═══ Data provided ═══
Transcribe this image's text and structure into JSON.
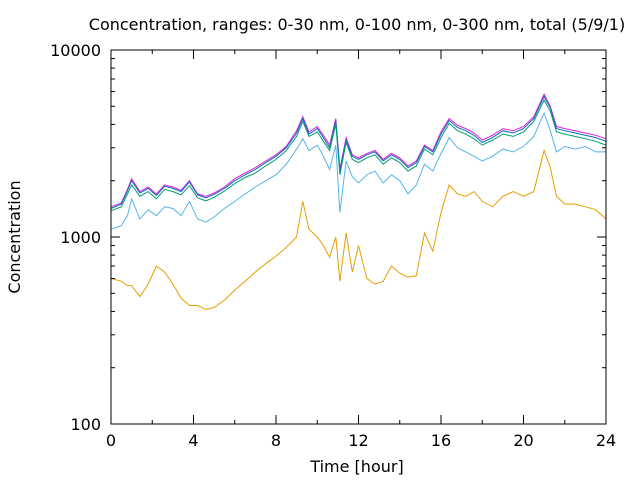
{
  "chart_data": {
    "type": "line",
    "title": "Concentration, ranges: 0-30 nm, 0-100 nm, 0-300 nm, total (5/9/1)",
    "xlabel": "Time [hour]",
    "ylabel": "Concentration",
    "xlim": [
      0,
      24
    ],
    "ylim": [
      100,
      10000
    ],
    "yscale": "log",
    "grid": false,
    "x_ticks": [
      0,
      4,
      8,
      12,
      16,
      20,
      24
    ],
    "x_tick_labels": [
      "0",
      "4",
      "8",
      "12",
      "16",
      "20",
      "24"
    ],
    "y_ticks": [
      100,
      1000,
      10000
    ],
    "y_tick_labels": [
      "100",
      "1000",
      "10000"
    ],
    "x": [
      0,
      0.5,
      0.8,
      1.0,
      1.4,
      1.8,
      2.2,
      2.6,
      3.0,
      3.4,
      3.8,
      4.2,
      4.6,
      5.0,
      5.5,
      6.0,
      6.5,
      7.0,
      7.5,
      8.0,
      8.5,
      9.0,
      9.3,
      9.6,
      10.0,
      10.3,
      10.6,
      10.9,
      11.1,
      11.4,
      11.7,
      12.0,
      12.4,
      12.8,
      13.2,
      13.6,
      14.0,
      14.4,
      14.8,
      15.2,
      15.6,
      16.0,
      16.4,
      16.8,
      17.2,
      17.6,
      18.0,
      18.5,
      19.0,
      19.5,
      20.0,
      20.5,
      21.0,
      21.3,
      21.6,
      22.0,
      22.5,
      23.0,
      23.5,
      24.0
    ],
    "series": [
      {
        "color": "#e51ee5",
        "values": [
          1450,
          1520,
          1800,
          2050,
          1750,
          1850,
          1700,
          1900,
          1850,
          1780,
          2000,
          1700,
          1650,
          1720,
          1850,
          2050,
          2200,
          2350,
          2550,
          2750,
          3050,
          3700,
          4400,
          3650,
          3900,
          3500,
          3100,
          4300,
          2300,
          3400,
          2750,
          2650,
          2800,
          2900,
          2600,
          2800,
          2650,
          2400,
          2550,
          3100,
          2900,
          3650,
          4300,
          3950,
          3800,
          3600,
          3300,
          3500,
          3800,
          3700,
          3900,
          4400,
          5800,
          5000,
          3900,
          3800,
          3700,
          3600,
          3500,
          3350
        ]
      },
      {
        "color": "#0c6db9",
        "values": [
          1420,
          1500,
          1770,
          2000,
          1720,
          1820,
          1670,
          1870,
          1820,
          1750,
          1970,
          1680,
          1620,
          1690,
          1820,
          2000,
          2150,
          2300,
          2500,
          2700,
          3000,
          3600,
          4300,
          3550,
          3800,
          3400,
          3000,
          4200,
          2250,
          3300,
          2700,
          2600,
          2750,
          2850,
          2550,
          2750,
          2600,
          2350,
          2500,
          3050,
          2850,
          3550,
          4200,
          3850,
          3700,
          3500,
          3200,
          3400,
          3700,
          3600,
          3800,
          4300,
          5650,
          4900,
          3800,
          3700,
          3600,
          3500,
          3400,
          3250
        ]
      },
      {
        "color": "#009e73",
        "values": [
          1380,
          1450,
          1700,
          1900,
          1650,
          1750,
          1600,
          1800,
          1750,
          1680,
          1880,
          1620,
          1560,
          1630,
          1760,
          1930,
          2080,
          2200,
          2400,
          2600,
          2900,
          3450,
          4150,
          3450,
          3650,
          3250,
          2900,
          4000,
          2150,
          3200,
          2600,
          2500,
          2650,
          2750,
          2450,
          2650,
          2500,
          2250,
          2400,
          2950,
          2750,
          3400,
          4050,
          3700,
          3550,
          3350,
          3100,
          3300,
          3550,
          3450,
          3650,
          4150,
          5400,
          4700,
          3650,
          3550,
          3450,
          3350,
          3250,
          3100
        ]
      },
      {
        "color": "#56b4e9",
        "values": [
          1100,
          1150,
          1300,
          1600,
          1250,
          1400,
          1300,
          1450,
          1420,
          1300,
          1550,
          1250,
          1200,
          1280,
          1420,
          1550,
          1700,
          1850,
          2000,
          2150,
          2450,
          2950,
          3350,
          2900,
          3100,
          2700,
          2300,
          3100,
          1350,
          2550,
          2100,
          1950,
          2150,
          2250,
          1950,
          2150,
          2000,
          1700,
          1900,
          2450,
          2250,
          2800,
          3400,
          3000,
          2850,
          2700,
          2550,
          2700,
          2950,
          2850,
          3050,
          3450,
          4600,
          3700,
          2850,
          3050,
          2950,
          3050,
          2850,
          2850
        ]
      },
      {
        "color": "#e69f00",
        "values": [
          600,
          580,
          550,
          550,
          480,
          560,
          700,
          650,
          560,
          470,
          430,
          430,
          410,
          420,
          460,
          520,
          580,
          650,
          720,
          790,
          880,
          1000,
          1550,
          1100,
          1000,
          900,
          780,
          1000,
          580,
          1050,
          650,
          900,
          600,
          560,
          580,
          700,
          640,
          610,
          620,
          1050,
          840,
          1350,
          1900,
          1700,
          1650,
          1750,
          1550,
          1450,
          1650,
          1750,
          1650,
          1750,
          2900,
          2350,
          1650,
          1500,
          1500,
          1450,
          1400,
          1250
        ]
      }
    ]
  }
}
═══
_Problem to work on:_
How many lines in these records hold the string "color"? Reply with the number alone.

_Solved exercise:_
5